- EXTRACT
The collapse of the Soviet Empire led many to think that communism and perhaps socialism were no longer relevant to the modern world. Hegel and Marx After the Fall of Communism presents a balanced discussion of the validity of the arguments of two of the most important political philosophers of all time, Georg Wilhelm Friedrich Hegel and Karl Marx. David MacGregor reinterprets Hegel and Marx’s philosophies, setting out key events in their lives against a backdrop of global historical events. In a new afterword, MacGregor brings his study up to date, examining Russia’s revival as a world power under Vladimir Putin as well as China’s ambitious development efforts.

Editorial Reviews

Political Studies

“MacGregor illustrates the continuing relevance of Marx and, even more importantly, Hegel, for comprehending and combating a rapacious free market global capitalism. . . . Scholarly exegesis is excitingly combined with biography and a critical assessment of debates, both in Hegel’s and Marx’s time and since. . . . This is an accessible, thought-provoking account that will serve as an excellent introduction for students and demand a response from Hegel-Marx scholars.”

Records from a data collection
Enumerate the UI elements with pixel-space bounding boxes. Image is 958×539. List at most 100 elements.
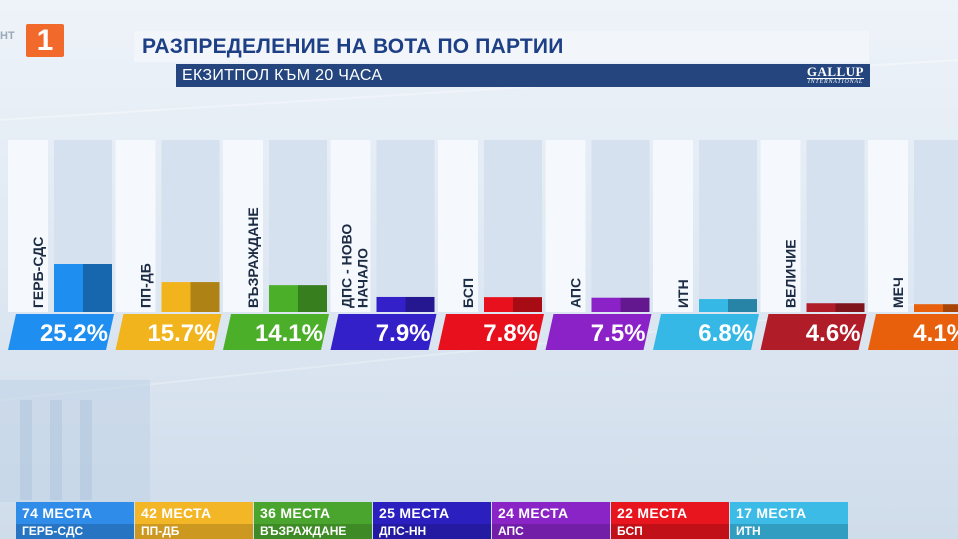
seat-party: ИТН — [730, 524, 848, 539]
value-label: 15.7% — [147, 320, 215, 347]
bar-group: ВЪЗРАЖДАНЕ 14.1% — [223, 140, 329, 350]
label-panel — [868, 140, 908, 312]
bar-front — [484, 297, 513, 312]
bar-front — [269, 285, 298, 312]
bar-track — [914, 140, 958, 312]
bar-front — [806, 303, 836, 312]
subtitle-text: ЕКЗИТПОЛ КЪМ 20 ЧАСА — [182, 67, 383, 84]
bar-front — [914, 304, 943, 312]
value-badge — [115, 314, 222, 350]
bar-group: МЕЧ 4.1% — [868, 140, 958, 350]
category-label: ИТН — [675, 279, 691, 308]
vote-bar-chart: ГЕРБ-СДС 25.2% ПП-ДБ 15.7% ВЪЗРАЖДАНЕ 14.1% ДП… — [8, 140, 958, 350]
seat-count: 36 МЕСТА — [260, 505, 331, 521]
channel-logo: 1 — [26, 24, 64, 57]
seat-box: 74 МЕСТА ГЕРБ-СДС — [16, 502, 134, 539]
bar-group: БСП 7.8% — [438, 140, 544, 350]
value-label: 25.2% — [40, 320, 108, 347]
bar-side — [83, 264, 112, 312]
chart-subtitle: ЕКЗИТПОЛ КЪМ 20 ЧАСА GALLUP INTERNATIONA… — [176, 64, 870, 87]
category-label: ВЪЗРАЖДАНЕ — [245, 207, 261, 308]
seat-party: ПП-ДБ — [135, 524, 253, 539]
value-badge — [438, 314, 544, 350]
value-label: 7.9% — [376, 320, 431, 347]
chart-title: РАЗПРЕДЕЛЕНИЕ НА ВОТА ПО ПАРТИИ — [134, 31, 869, 62]
seat-box: 17 МЕСТА ИТН — [730, 502, 848, 539]
gallup-logo-sub: INTERNATIONAL — [806, 78, 864, 85]
category-label: МЕЧ — [890, 277, 906, 308]
label-panel — [223, 140, 263, 312]
value-label: 4.6% — [806, 320, 861, 347]
seat-count: 74 МЕСТА — [22, 505, 93, 521]
label-panel — [545, 140, 586, 312]
label-panel — [438, 140, 478, 312]
gallup-logo-text: GALLUP — [806, 64, 864, 79]
bar-track — [376, 140, 435, 312]
gallup-logo: GALLUP INTERNATIONAL — [806, 64, 864, 86]
seat-party: АПС — [492, 524, 610, 539]
label-panel — [653, 140, 693, 312]
value-badge — [653, 314, 759, 350]
value-badge — [868, 314, 958, 350]
seat-box: 24 МЕСТА АПС — [492, 502, 610, 539]
seat-count: 22 МЕСТА — [617, 505, 688, 521]
bar-side — [620, 297, 650, 312]
bar-side — [943, 304, 958, 312]
seat-party: БСП — [611, 524, 729, 539]
seat-box: 36 МЕСТА ВЪЗРАЖДАНЕ — [254, 502, 372, 539]
seat-party: ГЕРБ-СДС — [16, 524, 134, 539]
category-label: ВЕЛИЧИЕ — [783, 239, 799, 308]
value-badge — [8, 314, 114, 350]
seat-party: ДПС-НН — [373, 524, 491, 539]
value-label: 7.8% — [483, 320, 538, 347]
category-label: АПС — [568, 278, 584, 308]
bar-side — [513, 297, 542, 312]
bar-track — [806, 140, 865, 312]
bar-group: АПС 7.5% — [545, 140, 652, 350]
channel-side-text: НТ — [0, 30, 15, 42]
bar-track — [484, 140, 542, 312]
category-label: БСП — [460, 278, 476, 308]
value-label: 4.1% — [913, 320, 958, 347]
bar-side — [728, 299, 757, 312]
category-label: ПП-ДБ — [138, 263, 154, 308]
bar-group: ГЕРБ-СДС 25.2% — [8, 140, 114, 350]
value-badge — [223, 314, 329, 350]
bar-side — [835, 303, 865, 312]
bar-track — [591, 140, 650, 312]
seat-party: ВЪЗРАЖДАНЕ — [254, 524, 372, 539]
seat-box: 22 МЕСТА БСП — [611, 502, 729, 539]
seat-count: 17 МЕСТА — [736, 505, 807, 521]
seat-box: 25 МЕСТА ДПС-НН — [373, 502, 491, 539]
label-panel — [760, 140, 801, 312]
seat-box: 42 МЕСТА ПП-ДБ — [135, 502, 253, 539]
value-badge — [760, 314, 867, 350]
bar-side — [190, 282, 220, 312]
value-badge — [330, 314, 437, 350]
label-panel — [8, 140, 48, 312]
bar-group: ИТН 6.8% — [653, 140, 759, 350]
value-label: 14.1% — [255, 320, 323, 347]
value-label: 6.8% — [698, 320, 753, 347]
seat-count: 24 МЕСТА — [498, 505, 569, 521]
bar-group: ВЕЛИЧИЕ 4.6% — [760, 140, 867, 350]
bar-front — [376, 296, 406, 312]
bar-side — [298, 285, 327, 312]
bar-group: ПП-ДБ 15.7% — [115, 140, 222, 350]
bar-track — [699, 140, 757, 312]
label-panel — [115, 140, 156, 312]
bar-track — [269, 140, 327, 312]
bar-front — [161, 282, 191, 312]
value-label: 7.5% — [591, 320, 646, 347]
seat-count: 25 МЕСТА — [379, 505, 450, 521]
bar-front — [699, 299, 728, 312]
bar-front — [54, 264, 83, 312]
bar-front — [591, 297, 621, 312]
category-label: ДПС - НОВОНАЧАЛО — [339, 224, 371, 308]
value-badge — [545, 314, 652, 350]
seat-allocation-strip: 74 МЕСТА ГЕРБ-СДС 42 МЕСТА ПП-ДБ 36 МЕСТА ВЪЗ… — [16, 502, 849, 539]
category-label: ГЕРБ-СДС — [30, 237, 46, 308]
seat-count: 42 МЕСТА — [141, 505, 212, 521]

- INSTRUCTION
Name every person mentioned in the book description above, giving each name in its fullest form from the text.

- THE REPLY
Georg Wilhelm Friedrich Hegel, Karl Marx, David MacGregor, Vladimir Putin